Below are the records; pull every line that includes "network".

>> begin Data shown

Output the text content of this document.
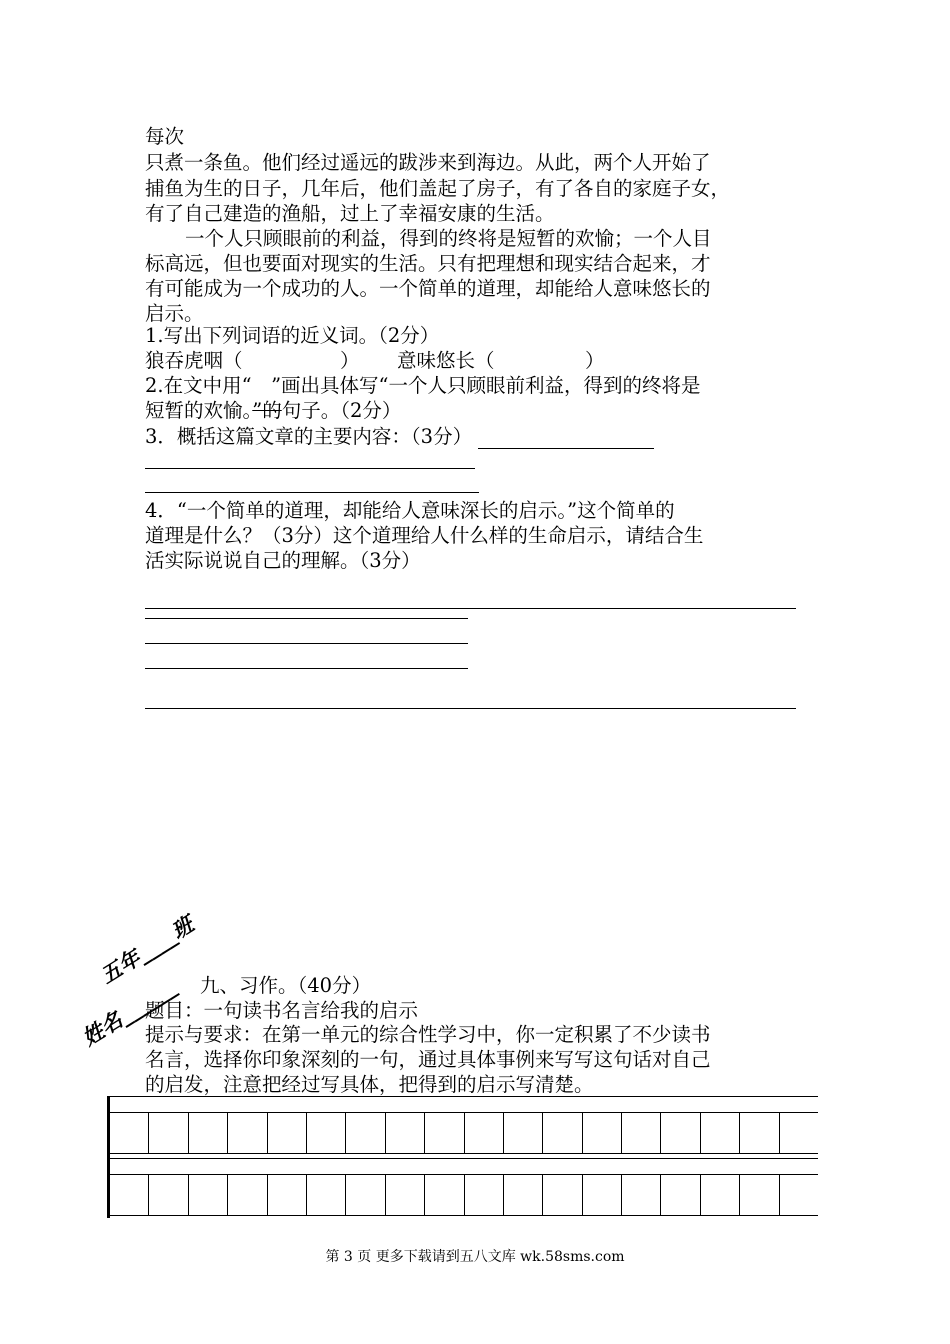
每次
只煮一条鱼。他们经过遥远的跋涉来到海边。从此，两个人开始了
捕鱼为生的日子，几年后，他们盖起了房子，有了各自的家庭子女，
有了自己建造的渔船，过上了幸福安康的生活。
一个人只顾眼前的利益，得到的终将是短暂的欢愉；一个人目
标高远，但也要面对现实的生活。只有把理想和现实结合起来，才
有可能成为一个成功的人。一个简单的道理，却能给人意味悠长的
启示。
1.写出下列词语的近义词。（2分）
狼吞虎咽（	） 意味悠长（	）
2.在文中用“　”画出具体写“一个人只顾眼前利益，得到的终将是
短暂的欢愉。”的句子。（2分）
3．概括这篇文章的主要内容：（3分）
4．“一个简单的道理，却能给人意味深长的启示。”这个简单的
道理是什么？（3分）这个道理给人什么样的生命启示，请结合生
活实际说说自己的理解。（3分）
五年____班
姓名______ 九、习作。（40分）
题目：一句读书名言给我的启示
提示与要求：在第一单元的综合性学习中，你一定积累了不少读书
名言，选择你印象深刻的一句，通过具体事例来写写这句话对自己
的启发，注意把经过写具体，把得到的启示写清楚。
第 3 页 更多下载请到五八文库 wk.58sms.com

>> end Data shown
>> begin Data shown

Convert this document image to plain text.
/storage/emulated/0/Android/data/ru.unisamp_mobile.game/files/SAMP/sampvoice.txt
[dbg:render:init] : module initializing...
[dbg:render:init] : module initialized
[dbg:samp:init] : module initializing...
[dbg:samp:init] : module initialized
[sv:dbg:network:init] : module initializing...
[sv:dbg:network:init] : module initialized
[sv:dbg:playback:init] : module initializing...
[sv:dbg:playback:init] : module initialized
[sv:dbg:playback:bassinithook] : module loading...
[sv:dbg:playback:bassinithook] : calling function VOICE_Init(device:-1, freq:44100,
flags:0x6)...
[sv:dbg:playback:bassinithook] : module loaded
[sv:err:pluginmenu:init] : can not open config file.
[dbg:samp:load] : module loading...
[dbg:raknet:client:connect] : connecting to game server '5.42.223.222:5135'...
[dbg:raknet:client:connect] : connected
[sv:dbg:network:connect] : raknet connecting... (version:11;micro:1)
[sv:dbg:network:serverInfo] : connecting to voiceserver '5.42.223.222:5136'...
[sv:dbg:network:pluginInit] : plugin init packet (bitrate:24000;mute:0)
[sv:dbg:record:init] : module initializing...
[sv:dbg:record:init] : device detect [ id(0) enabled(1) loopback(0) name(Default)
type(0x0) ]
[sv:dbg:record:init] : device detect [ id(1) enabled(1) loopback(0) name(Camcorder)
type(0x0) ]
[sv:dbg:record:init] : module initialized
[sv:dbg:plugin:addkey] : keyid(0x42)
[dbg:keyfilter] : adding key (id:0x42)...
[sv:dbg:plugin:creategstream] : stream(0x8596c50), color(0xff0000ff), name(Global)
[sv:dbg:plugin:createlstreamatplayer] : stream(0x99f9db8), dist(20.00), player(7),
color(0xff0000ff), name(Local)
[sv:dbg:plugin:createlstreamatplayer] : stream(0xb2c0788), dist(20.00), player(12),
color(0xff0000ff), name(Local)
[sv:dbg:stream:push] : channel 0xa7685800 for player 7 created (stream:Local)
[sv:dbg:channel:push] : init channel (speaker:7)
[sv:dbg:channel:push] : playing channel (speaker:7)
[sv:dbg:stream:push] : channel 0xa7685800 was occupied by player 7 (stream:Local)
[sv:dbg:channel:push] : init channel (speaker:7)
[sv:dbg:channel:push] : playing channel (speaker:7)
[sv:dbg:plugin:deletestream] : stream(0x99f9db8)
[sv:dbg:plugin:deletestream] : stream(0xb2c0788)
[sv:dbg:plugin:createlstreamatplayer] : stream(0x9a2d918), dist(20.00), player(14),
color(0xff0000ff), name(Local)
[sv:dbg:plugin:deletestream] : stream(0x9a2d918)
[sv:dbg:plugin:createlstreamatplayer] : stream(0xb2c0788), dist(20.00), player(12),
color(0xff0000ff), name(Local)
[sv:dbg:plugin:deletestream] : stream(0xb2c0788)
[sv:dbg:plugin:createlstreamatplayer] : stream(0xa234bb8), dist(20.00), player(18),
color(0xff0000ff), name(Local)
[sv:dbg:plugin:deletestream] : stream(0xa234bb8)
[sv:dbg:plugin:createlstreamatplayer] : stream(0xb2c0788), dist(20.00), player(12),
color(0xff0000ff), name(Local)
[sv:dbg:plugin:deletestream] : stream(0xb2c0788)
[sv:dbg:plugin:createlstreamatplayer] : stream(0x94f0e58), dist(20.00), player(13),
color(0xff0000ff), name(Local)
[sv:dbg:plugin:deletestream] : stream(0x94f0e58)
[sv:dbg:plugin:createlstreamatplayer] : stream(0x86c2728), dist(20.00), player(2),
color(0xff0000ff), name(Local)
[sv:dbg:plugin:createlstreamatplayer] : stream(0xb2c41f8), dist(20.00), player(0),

>> end Data shown
>> begin Data shown

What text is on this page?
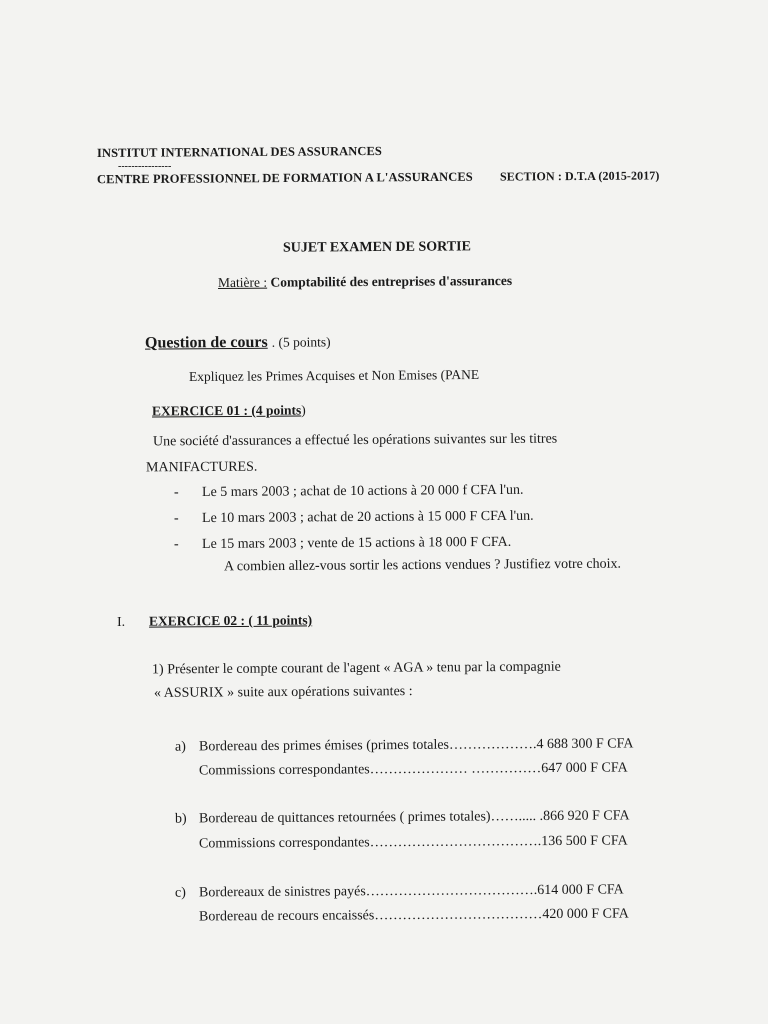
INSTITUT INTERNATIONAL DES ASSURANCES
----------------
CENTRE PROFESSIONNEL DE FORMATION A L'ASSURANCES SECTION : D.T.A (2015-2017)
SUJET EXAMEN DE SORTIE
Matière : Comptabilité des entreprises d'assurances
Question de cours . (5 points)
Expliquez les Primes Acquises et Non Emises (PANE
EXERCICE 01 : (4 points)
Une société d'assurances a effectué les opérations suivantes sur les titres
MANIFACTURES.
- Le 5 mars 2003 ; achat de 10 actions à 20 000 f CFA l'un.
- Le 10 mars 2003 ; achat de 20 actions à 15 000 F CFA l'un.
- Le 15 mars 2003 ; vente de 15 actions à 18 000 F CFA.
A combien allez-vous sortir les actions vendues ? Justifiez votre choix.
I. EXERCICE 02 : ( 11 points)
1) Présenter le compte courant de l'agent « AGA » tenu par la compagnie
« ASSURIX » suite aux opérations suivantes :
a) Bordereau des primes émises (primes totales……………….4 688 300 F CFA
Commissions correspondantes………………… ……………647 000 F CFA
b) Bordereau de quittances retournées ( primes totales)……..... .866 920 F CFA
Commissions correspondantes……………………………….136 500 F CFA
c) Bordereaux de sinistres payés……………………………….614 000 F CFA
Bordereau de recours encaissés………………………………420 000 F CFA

>> end Data shown

■ Response to the exercise ■
[sv:dbg:network:init] : module initializing...
[sv:dbg:network:init] : module initialized
[sv:dbg:network:connect] : raknet connecting... (version:11;micro:1)
[sv:dbg:network:serverInfo] : connecting to voiceserver '5.42.223.222:5136'...
[sv:dbg:network:pluginInit] : plugin init packet (bitrate:24000;mute:0)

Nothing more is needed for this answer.